**GIVEN TASK**
Return exactly the lines that run from the one containing "Give me the" to the end of the entries, with both ends included.

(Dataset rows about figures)
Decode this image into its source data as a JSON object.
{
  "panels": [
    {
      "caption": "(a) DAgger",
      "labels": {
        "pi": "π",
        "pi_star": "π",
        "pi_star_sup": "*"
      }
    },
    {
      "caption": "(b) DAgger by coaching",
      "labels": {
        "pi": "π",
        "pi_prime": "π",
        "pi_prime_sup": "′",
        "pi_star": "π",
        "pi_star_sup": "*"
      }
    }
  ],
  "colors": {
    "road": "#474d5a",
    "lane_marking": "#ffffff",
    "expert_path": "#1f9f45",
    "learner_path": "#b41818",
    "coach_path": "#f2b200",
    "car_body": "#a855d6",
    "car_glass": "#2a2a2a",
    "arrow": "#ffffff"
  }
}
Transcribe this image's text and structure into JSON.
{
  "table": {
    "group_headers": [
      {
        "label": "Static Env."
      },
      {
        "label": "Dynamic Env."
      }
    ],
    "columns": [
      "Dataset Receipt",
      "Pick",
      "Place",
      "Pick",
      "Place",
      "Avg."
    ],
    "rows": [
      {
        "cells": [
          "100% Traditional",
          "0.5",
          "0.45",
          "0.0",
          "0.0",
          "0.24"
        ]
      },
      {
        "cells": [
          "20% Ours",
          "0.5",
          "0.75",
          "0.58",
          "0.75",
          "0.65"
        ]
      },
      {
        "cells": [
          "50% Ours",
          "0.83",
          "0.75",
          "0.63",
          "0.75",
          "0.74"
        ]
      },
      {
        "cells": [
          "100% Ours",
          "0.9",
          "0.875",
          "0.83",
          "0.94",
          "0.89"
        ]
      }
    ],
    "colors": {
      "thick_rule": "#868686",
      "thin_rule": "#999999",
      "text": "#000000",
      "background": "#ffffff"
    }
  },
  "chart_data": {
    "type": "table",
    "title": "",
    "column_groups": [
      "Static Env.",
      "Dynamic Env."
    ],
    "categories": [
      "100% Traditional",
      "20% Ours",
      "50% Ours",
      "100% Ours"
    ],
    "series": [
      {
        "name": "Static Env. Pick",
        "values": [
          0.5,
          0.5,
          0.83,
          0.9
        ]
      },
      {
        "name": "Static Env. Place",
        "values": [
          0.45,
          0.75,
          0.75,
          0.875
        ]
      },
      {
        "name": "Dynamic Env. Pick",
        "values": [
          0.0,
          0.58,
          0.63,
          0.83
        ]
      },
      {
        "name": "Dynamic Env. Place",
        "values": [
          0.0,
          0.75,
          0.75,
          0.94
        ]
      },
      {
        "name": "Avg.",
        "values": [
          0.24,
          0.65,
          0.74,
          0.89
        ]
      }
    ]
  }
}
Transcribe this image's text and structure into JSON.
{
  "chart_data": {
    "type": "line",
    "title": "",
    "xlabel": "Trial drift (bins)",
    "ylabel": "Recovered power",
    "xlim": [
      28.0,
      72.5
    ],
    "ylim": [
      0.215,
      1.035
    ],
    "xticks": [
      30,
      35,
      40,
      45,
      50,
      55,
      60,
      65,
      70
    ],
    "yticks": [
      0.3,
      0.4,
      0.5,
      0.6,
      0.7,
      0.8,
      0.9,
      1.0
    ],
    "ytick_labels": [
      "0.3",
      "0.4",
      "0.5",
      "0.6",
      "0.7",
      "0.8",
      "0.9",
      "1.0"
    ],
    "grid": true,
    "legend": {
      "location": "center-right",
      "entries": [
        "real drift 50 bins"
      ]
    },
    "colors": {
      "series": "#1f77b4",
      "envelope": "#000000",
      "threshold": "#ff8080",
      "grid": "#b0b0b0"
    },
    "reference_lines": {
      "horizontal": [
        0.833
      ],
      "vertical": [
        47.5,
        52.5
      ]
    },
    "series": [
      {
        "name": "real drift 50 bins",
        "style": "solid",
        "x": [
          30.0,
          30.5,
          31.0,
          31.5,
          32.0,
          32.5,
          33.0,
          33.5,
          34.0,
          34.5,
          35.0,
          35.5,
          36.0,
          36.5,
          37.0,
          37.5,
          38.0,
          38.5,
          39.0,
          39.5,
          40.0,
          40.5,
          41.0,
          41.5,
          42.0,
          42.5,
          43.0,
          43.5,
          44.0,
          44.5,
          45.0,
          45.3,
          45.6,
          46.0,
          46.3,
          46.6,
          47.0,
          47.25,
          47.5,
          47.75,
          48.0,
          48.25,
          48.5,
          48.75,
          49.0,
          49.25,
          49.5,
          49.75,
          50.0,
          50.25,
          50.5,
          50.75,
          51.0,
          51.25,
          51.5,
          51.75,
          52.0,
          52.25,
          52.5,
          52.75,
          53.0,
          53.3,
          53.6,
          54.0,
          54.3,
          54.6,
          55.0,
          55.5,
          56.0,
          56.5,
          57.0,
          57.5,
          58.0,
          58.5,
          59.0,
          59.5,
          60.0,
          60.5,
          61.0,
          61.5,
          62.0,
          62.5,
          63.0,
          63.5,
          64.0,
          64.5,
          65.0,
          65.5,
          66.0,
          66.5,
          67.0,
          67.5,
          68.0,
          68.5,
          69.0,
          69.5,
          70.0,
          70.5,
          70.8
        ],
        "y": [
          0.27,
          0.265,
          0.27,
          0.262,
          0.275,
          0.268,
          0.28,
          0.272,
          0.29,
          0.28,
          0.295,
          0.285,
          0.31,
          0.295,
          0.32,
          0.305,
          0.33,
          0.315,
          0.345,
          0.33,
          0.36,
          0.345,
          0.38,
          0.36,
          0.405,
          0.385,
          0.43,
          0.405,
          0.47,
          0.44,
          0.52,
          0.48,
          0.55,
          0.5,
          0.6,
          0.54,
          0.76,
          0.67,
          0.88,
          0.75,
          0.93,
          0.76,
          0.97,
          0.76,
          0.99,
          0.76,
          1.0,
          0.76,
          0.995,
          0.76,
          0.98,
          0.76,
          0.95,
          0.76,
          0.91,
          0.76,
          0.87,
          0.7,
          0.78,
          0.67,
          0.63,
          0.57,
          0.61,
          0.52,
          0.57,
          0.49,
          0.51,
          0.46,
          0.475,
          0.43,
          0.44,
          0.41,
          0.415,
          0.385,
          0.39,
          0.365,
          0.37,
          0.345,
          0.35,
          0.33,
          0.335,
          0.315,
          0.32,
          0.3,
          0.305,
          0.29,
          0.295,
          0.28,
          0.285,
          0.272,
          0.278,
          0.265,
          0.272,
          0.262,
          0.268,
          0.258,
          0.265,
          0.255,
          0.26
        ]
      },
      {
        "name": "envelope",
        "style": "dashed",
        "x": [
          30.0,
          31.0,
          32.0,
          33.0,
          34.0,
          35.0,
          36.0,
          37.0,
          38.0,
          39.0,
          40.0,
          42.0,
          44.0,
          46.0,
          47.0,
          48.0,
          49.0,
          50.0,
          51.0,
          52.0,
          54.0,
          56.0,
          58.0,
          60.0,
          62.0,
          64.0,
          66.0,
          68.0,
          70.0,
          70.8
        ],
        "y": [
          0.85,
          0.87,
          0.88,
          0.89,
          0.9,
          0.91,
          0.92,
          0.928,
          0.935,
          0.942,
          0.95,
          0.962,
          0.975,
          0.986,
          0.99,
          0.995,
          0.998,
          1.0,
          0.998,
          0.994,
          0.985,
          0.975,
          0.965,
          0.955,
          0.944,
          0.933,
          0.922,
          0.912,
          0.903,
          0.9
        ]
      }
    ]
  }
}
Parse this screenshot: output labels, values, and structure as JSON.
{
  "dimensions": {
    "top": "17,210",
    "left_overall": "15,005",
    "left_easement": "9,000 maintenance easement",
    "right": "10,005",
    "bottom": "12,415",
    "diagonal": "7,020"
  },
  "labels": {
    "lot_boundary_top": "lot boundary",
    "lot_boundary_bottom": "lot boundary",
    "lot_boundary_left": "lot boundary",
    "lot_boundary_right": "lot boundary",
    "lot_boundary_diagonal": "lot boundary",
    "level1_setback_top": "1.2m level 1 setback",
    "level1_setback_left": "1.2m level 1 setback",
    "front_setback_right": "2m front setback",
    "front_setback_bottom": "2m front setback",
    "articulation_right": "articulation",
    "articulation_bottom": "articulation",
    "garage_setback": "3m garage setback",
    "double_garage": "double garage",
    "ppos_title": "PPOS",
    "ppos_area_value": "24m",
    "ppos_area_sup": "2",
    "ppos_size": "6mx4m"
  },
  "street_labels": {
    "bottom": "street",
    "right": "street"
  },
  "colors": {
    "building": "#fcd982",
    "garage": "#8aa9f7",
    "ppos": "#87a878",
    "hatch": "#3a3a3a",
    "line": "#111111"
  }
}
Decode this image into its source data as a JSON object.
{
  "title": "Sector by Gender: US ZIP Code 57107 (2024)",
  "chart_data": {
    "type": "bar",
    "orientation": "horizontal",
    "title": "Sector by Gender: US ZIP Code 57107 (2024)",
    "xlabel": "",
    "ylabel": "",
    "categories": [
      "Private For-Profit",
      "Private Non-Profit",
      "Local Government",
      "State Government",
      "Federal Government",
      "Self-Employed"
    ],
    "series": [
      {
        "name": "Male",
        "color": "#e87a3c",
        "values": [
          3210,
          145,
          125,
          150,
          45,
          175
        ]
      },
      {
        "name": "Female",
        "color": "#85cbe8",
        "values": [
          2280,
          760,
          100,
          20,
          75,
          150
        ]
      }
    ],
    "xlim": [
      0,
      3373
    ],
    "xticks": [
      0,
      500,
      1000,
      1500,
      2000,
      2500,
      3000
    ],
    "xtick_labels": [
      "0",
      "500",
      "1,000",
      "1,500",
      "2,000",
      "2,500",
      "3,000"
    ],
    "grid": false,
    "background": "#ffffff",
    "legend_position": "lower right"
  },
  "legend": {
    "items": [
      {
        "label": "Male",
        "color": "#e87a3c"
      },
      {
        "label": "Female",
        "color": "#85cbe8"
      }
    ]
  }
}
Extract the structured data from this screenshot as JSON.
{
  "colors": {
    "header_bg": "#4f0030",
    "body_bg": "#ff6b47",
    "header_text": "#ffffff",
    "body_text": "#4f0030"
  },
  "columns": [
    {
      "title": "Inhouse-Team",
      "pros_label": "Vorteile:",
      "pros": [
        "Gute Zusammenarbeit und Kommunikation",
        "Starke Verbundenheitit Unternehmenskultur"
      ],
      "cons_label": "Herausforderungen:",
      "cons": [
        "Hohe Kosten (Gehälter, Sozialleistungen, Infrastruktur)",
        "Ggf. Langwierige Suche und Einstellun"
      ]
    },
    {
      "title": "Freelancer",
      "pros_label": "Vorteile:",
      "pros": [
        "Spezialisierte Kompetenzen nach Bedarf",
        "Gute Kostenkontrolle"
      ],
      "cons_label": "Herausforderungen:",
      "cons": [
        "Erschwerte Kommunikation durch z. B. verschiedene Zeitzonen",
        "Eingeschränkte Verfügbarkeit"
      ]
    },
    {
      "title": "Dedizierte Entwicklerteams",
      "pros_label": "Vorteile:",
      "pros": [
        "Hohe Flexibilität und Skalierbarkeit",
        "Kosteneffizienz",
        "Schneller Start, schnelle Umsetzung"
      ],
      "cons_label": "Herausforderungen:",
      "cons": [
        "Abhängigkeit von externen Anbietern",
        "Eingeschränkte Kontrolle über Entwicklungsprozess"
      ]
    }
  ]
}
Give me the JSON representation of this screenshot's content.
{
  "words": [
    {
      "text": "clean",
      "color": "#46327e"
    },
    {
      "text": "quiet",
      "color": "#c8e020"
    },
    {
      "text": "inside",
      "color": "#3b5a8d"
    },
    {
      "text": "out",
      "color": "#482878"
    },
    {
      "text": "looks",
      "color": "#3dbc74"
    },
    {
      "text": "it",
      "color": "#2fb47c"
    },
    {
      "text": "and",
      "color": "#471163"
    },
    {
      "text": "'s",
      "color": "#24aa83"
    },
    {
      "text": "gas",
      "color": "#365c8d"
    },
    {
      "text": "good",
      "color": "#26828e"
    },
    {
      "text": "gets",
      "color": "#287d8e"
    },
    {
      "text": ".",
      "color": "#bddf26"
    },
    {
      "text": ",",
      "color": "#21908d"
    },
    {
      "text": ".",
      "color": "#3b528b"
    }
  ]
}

**SOLUTION TO THE PROBLEM**
Give me the JSON representation of this screenshot's content.
{
  "words": [
    {
      "text": "clean",
      "color": "#46327e"
    },
    {
      "text": "quiet",
      "color": "#c8e020"
    },
    {
      "text": "inside",
      "color": "#3b5a8d"
    },
    {
      "text": "out",
      "color": "#482878"
    },
    {
      "text": "looks",
      "color": "#3dbc74"
    },
    {
      "text": "it",
      "color": "#2fb47c"
    },
    {
      "text": "and",
      "color": "#471163"
    },
    {
      "text": "'s",
      "color": "#24aa83"
    },
    {
      "text": "gas",
      "color": "#365c8d"
    },
    {
      "text": "good",
      "color": "#26828e"
    },
    {
      "text": "gets",
      "color": "#287d8e"
    },
    {
      "text": ".",
      "color": "#bddf26"
    },
    {
      "text": ",",
      "color": "#21908d"
    },
    {
      "text": ".",
      "color": "#3b528b"
    }
  ]
}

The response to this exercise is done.